Task statement: Copy the items below word for word, from the first line through the line that contains "cell-no: 102 [40, 129, 133, 166]", including both.

Exercise inputs:
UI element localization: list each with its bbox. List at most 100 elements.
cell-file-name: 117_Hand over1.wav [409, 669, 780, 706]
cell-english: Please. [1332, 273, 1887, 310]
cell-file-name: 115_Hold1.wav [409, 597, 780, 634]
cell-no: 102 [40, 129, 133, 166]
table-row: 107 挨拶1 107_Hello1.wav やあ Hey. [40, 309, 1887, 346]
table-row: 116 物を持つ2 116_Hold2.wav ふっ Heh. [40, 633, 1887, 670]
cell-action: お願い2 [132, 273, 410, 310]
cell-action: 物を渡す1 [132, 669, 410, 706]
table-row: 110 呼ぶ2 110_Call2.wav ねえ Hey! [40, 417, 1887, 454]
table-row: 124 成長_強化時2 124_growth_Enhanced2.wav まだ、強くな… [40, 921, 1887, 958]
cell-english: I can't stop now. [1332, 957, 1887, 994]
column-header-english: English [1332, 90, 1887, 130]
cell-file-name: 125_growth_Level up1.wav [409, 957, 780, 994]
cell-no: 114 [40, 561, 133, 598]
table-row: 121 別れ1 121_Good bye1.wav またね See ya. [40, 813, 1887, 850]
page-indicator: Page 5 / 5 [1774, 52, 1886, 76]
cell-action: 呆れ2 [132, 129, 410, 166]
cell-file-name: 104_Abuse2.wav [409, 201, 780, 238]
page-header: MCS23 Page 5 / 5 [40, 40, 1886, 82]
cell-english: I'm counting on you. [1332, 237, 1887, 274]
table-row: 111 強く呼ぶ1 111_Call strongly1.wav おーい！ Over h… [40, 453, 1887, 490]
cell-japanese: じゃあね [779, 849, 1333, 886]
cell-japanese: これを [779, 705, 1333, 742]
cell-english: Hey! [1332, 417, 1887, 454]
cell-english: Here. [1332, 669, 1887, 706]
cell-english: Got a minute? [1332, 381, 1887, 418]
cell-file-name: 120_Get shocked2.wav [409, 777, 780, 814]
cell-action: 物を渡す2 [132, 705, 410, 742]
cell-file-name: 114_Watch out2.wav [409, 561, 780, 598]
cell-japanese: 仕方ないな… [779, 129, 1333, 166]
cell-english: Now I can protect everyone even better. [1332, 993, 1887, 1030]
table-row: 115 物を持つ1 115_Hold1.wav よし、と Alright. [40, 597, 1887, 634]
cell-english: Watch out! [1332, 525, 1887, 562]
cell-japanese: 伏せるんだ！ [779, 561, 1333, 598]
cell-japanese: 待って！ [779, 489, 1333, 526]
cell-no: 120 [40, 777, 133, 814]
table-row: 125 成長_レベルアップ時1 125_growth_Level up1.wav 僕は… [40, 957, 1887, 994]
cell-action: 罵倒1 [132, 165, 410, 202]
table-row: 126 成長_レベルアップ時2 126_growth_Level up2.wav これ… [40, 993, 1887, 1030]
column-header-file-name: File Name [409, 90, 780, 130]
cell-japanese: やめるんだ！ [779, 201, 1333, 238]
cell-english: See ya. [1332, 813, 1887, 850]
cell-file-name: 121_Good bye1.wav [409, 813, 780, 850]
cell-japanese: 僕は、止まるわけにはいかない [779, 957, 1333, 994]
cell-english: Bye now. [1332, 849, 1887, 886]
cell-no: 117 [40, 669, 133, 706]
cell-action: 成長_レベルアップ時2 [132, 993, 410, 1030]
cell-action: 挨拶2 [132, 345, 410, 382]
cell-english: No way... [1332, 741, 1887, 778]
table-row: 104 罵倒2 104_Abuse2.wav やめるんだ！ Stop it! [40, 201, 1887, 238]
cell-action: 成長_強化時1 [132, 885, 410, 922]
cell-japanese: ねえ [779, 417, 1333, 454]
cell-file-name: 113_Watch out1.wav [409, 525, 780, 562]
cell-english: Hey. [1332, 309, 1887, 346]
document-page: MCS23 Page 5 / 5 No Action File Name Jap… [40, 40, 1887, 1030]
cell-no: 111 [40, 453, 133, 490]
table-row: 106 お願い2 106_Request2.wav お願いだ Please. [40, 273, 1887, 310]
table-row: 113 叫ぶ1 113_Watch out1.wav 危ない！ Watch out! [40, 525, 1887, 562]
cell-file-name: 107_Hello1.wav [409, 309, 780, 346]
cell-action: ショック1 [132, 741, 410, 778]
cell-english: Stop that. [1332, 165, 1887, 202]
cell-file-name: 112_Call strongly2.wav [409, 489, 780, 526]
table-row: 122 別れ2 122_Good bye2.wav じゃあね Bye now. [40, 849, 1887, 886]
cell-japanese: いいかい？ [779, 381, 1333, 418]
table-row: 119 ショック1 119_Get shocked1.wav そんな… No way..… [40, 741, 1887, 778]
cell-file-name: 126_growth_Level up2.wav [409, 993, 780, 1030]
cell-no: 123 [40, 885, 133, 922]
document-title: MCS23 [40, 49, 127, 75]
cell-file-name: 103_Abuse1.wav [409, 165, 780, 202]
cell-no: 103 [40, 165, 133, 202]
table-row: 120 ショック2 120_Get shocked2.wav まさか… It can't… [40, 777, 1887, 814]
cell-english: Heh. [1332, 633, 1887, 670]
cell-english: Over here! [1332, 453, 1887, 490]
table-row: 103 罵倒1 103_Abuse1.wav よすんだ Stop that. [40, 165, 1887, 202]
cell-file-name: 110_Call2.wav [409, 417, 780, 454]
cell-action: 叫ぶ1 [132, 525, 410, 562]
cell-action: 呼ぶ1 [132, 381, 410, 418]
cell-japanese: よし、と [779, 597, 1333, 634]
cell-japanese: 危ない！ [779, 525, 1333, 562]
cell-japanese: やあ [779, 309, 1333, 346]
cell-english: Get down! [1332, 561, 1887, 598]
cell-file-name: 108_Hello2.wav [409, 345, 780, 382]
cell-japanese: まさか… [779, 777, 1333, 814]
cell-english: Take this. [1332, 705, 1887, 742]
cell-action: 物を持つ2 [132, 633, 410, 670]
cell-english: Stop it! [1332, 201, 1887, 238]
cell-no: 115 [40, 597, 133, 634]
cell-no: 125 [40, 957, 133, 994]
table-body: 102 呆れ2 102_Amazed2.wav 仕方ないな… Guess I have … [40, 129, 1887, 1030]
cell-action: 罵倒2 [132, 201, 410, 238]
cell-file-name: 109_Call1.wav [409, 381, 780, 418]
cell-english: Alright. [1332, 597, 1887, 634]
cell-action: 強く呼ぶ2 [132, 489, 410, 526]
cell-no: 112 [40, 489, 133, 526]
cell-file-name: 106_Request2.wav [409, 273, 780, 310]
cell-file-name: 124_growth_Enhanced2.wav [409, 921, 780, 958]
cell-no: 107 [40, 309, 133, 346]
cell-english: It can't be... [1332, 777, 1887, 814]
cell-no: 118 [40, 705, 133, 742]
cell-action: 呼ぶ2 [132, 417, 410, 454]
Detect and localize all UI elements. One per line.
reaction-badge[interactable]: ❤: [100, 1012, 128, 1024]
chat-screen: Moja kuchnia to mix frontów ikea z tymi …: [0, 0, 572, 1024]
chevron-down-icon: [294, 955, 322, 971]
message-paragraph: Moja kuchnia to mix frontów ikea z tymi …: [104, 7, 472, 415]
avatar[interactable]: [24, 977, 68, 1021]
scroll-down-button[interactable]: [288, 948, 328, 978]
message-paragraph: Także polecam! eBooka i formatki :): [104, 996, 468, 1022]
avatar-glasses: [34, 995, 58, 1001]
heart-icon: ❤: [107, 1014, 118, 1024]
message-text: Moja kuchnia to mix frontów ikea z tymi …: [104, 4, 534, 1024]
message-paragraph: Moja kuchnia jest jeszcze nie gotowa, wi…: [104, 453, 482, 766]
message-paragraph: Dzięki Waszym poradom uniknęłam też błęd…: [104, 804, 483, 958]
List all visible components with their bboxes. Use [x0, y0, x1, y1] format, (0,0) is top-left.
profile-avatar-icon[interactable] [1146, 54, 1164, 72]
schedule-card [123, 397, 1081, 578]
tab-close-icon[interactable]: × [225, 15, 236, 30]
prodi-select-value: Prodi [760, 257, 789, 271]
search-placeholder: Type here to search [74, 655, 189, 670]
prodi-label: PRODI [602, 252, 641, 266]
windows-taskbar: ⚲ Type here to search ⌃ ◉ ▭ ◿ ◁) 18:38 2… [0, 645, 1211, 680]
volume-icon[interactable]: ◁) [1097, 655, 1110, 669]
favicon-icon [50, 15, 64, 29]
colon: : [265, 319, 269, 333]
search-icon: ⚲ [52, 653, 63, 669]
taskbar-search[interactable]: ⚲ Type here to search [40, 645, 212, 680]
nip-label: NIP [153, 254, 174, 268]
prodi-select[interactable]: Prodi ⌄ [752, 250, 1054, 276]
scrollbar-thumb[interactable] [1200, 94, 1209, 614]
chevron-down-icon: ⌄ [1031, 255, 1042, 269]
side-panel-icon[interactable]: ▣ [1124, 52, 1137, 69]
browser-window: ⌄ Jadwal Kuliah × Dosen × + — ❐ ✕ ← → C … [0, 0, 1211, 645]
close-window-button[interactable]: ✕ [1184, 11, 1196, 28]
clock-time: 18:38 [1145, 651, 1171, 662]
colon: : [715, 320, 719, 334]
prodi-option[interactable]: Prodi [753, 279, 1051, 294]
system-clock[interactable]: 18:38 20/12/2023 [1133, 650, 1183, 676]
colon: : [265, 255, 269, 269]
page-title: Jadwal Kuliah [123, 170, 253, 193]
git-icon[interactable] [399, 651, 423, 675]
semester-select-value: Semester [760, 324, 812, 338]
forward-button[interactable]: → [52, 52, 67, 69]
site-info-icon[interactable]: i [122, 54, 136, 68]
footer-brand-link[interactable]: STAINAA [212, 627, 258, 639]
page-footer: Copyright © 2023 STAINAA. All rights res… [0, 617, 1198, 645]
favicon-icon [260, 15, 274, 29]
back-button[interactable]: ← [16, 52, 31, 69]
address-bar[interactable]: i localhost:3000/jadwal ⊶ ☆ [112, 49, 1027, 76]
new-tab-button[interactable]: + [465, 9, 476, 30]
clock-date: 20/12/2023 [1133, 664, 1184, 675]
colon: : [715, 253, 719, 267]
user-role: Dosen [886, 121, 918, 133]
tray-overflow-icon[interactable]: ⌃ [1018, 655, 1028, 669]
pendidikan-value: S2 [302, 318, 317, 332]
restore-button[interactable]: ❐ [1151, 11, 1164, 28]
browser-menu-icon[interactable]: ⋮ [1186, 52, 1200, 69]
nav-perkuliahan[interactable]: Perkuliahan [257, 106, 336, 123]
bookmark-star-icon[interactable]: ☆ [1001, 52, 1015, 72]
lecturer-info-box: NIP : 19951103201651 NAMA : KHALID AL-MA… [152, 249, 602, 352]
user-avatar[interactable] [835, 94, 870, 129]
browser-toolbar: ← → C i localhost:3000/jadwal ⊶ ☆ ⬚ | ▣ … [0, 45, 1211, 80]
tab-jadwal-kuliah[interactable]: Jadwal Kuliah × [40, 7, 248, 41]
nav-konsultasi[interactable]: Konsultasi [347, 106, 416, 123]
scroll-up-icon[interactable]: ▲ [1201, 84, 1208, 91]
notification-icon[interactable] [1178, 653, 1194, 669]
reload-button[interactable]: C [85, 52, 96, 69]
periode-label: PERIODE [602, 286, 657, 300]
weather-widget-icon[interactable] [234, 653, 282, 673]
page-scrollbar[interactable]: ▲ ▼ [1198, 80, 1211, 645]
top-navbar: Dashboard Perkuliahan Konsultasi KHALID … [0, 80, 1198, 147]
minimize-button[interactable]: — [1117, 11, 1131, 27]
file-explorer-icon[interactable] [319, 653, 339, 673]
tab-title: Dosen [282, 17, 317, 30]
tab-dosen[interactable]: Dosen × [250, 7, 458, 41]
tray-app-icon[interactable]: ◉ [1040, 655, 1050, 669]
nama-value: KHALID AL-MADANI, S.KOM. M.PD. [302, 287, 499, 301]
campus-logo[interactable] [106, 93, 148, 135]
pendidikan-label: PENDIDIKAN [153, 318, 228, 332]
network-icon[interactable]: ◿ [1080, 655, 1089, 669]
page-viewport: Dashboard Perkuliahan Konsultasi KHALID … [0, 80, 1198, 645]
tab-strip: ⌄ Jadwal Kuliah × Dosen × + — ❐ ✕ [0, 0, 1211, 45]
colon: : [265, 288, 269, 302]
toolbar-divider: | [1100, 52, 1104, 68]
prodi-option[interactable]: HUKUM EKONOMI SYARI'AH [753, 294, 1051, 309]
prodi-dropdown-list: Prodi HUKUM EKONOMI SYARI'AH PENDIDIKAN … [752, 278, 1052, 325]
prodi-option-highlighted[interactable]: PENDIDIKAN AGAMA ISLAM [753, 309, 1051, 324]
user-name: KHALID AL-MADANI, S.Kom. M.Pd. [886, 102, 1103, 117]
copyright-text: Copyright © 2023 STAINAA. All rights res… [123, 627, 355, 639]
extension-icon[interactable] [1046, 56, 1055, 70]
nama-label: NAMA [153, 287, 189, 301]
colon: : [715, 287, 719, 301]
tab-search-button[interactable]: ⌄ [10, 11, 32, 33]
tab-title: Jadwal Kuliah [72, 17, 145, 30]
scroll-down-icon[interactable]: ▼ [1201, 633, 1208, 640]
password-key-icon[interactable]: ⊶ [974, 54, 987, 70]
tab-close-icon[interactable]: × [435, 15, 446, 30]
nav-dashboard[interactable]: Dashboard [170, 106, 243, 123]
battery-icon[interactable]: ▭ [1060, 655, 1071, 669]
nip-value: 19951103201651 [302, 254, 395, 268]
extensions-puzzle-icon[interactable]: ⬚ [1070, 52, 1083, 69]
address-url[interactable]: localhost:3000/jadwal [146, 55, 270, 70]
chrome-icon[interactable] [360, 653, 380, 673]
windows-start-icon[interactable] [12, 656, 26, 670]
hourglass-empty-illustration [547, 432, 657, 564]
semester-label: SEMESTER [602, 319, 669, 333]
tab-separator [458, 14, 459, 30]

Result:
UI element localization: list each with its bbox. List at most 100 elements.
cell-file-name: 117_Hand over1.wav [409, 669, 780, 706]
cell-english: Please. [1332, 273, 1887, 310]
cell-file-name: 115_Hold1.wav [409, 597, 780, 634]
cell-no: 102 [40, 129, 133, 166]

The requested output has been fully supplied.